Data records:
<<<<

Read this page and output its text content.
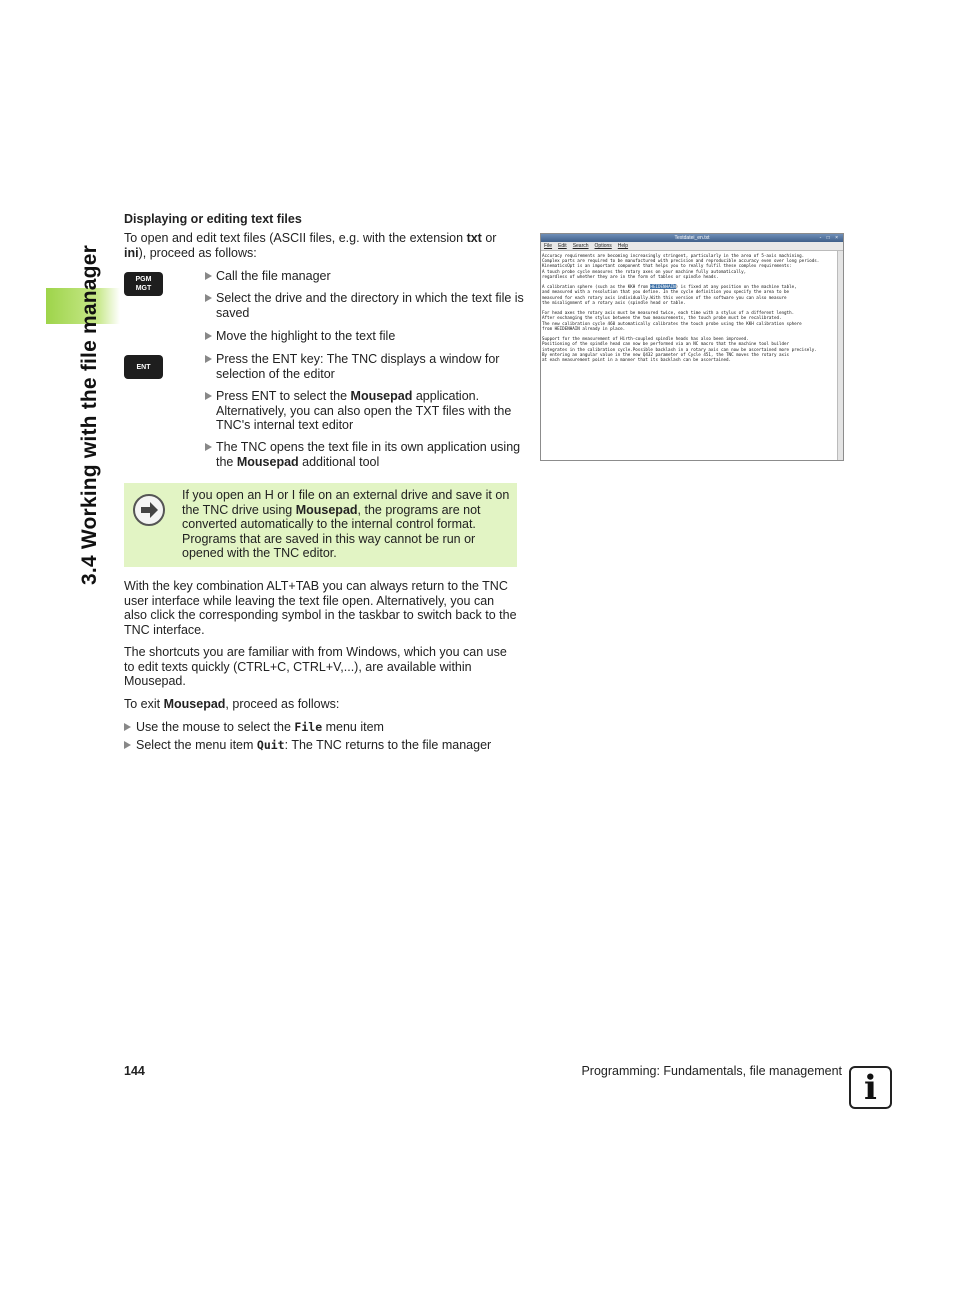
3.4 Working with the file manager
Displaying or editing text files
To open and edit text files (ASCII files, e.g. with the extension txt or ini), proceed as follows:
PGM
MGT
ENT
Call the file manager
Select the drive and the directory in which the text file is saved
Move the highlight to the text file
Press the ENT key: The TNC displays a window for selection of the editor
Press ENT to select the Mousepad application. Alternatively, you can also open the TXT files with the TNC's internal text editor
The TNC opens the text file in its own application using the Mousepad additional tool
If you open an H or I file on an external drive and save it on the TNC drive using Mousepad, the programs are not converted automatically to the internal control format. Programs that are saved in this way cannot be run or opened with the TNC editor.
With the key combination ALT+TAB you can always return to the TNC user interface while leaving the text file open. Alternatively, you can also click the corresponding symbol in the taskbar to switch back to the TNC interface.
The shortcuts you are familiar with from Windows, which you can use to edit texts quickly (CTRL+C, CTRL+V,...), are available within Mousepad.
To exit Mousepad, proceed as follows:
Use the mouse to select the File menu item
Select the menu item Quit: The TNC returns to the file manager
Textdatei_en.txt	- □ ×
File Edit Search Options Help
Accuracy requirements are becoming increasingly stringent, particularly in the area of 5-axis machining.
Complex parts are required to be manufactured with precision and reproducible accuracy even over long periods.
KinematicsOpt is an important component that helps you to really fulfil these complex requirements:
A touch probe cycle measures the rotary axes on your machine fully automatically,
regardless of whether they are in the form of tables or spindle heads.

A calibration sphere (such as the KKH from HEIDENHAIN) is fixed at any position on the machine table,
and measured with a resolution that you define. In the cycle definition you specify the area to be
measured for each rotary axis individually.With this version of the software you can also measure
the misalignment of a rotary axis (spindle head or table.

For head axes the rotary axis must be measured twice, each time with a stylus of a different length.
After exchanging the stylus between the two measurements, the touch probe must be recalibrated.
The new calibration cycle 460 automatically calibrates the touch probe using the KKH calibration sphere
from HEIDENHAIN already in place.

Support for the measurement of Hirth-coupled spindle heads has also been improved.
Positioning of the spindle head can now be performed via an NC macro that the machine tool builder
integrates in the calibration cycle.Possible backlash in a rotary axis can now be ascertained more precisely.
By entering an angular value in the new Q432 parameter of Cycle 451, the TNC moves the rotary axis
at each measurement point in a manner that its backlash can be ascertained.
144	Programming: Fundamentals, file management i
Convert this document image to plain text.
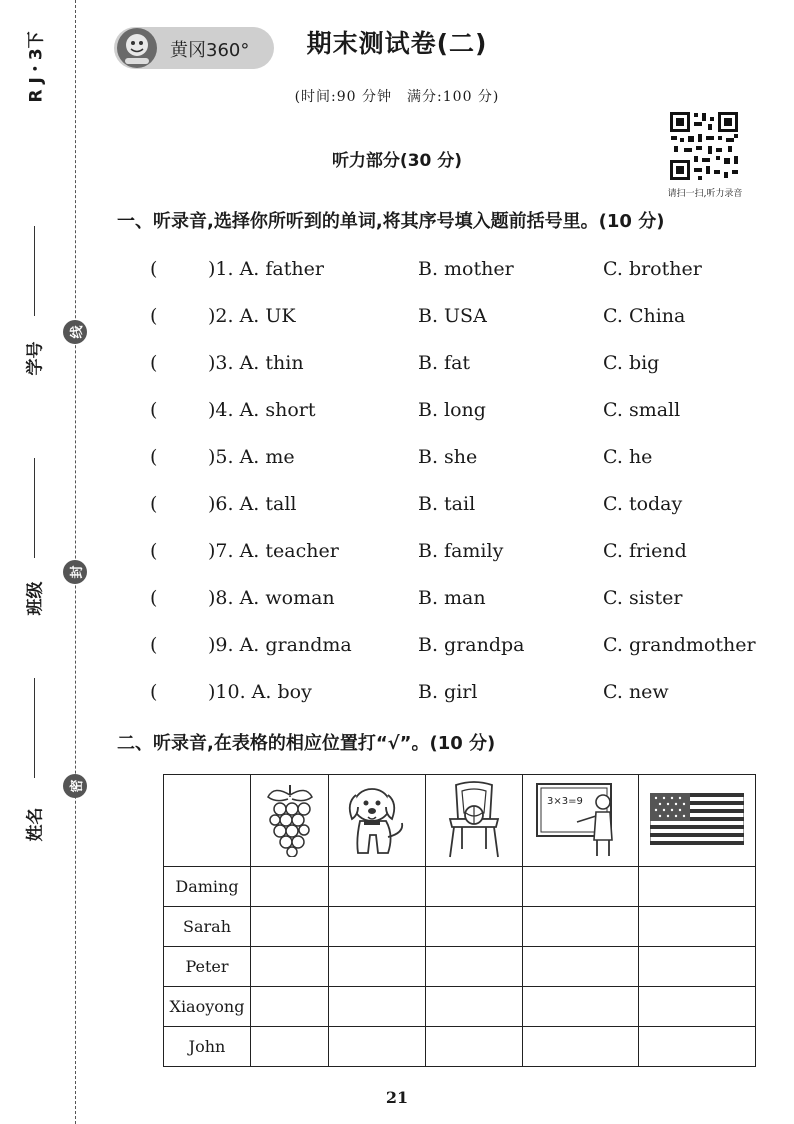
R J・3下
学号
班级
姓名
线
封
密
黄冈360°	期末测试卷(二)
(时间:90 分钟　满分:100 分)
听力部分(30 分)
请扫一扫,听力录音
一、听录音,选择你所听到的单词,将其序号填入题前括号里。(10 分)
(	)1. A. father	B. mother	C. brother
(	)2. A. UK	B. USA	C. China
(	)3. A. thin	B. fat	C. big
(	)4. A. short	B. long	C. small
(	)5. A. me	B. she	C. he
(	)6. A. tall	B. tail	C. today
(	)7. A. teacher	B. family	C. friend
(	)8. A. woman	B. man	C. sister
(	)9. A. grandma	B. grandpa	C. grandmother
(	)10. A. boy	B. girl	C. new
二、听录音,在表格的相应位置打“√”。(10 分)

3×3=9

Daming					
Sarah					
Peter					
Xiaoyong					
John					
21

>>>>

__GIVEN PROBLEM__
Lines containing the string "from" are to be selected and copied.

__ANSWER TO THIS PROBLEM__
The shortcuts you are familiar with from Windows, which you can use to edit texts quickly (CTRL+C, CTRL+V,...), are available within Mousepad.
A calibration sphere (such as the KKH from HEIDENHAIN) is fixed at any position on the machine table,
from HEIDENHAIN already in place.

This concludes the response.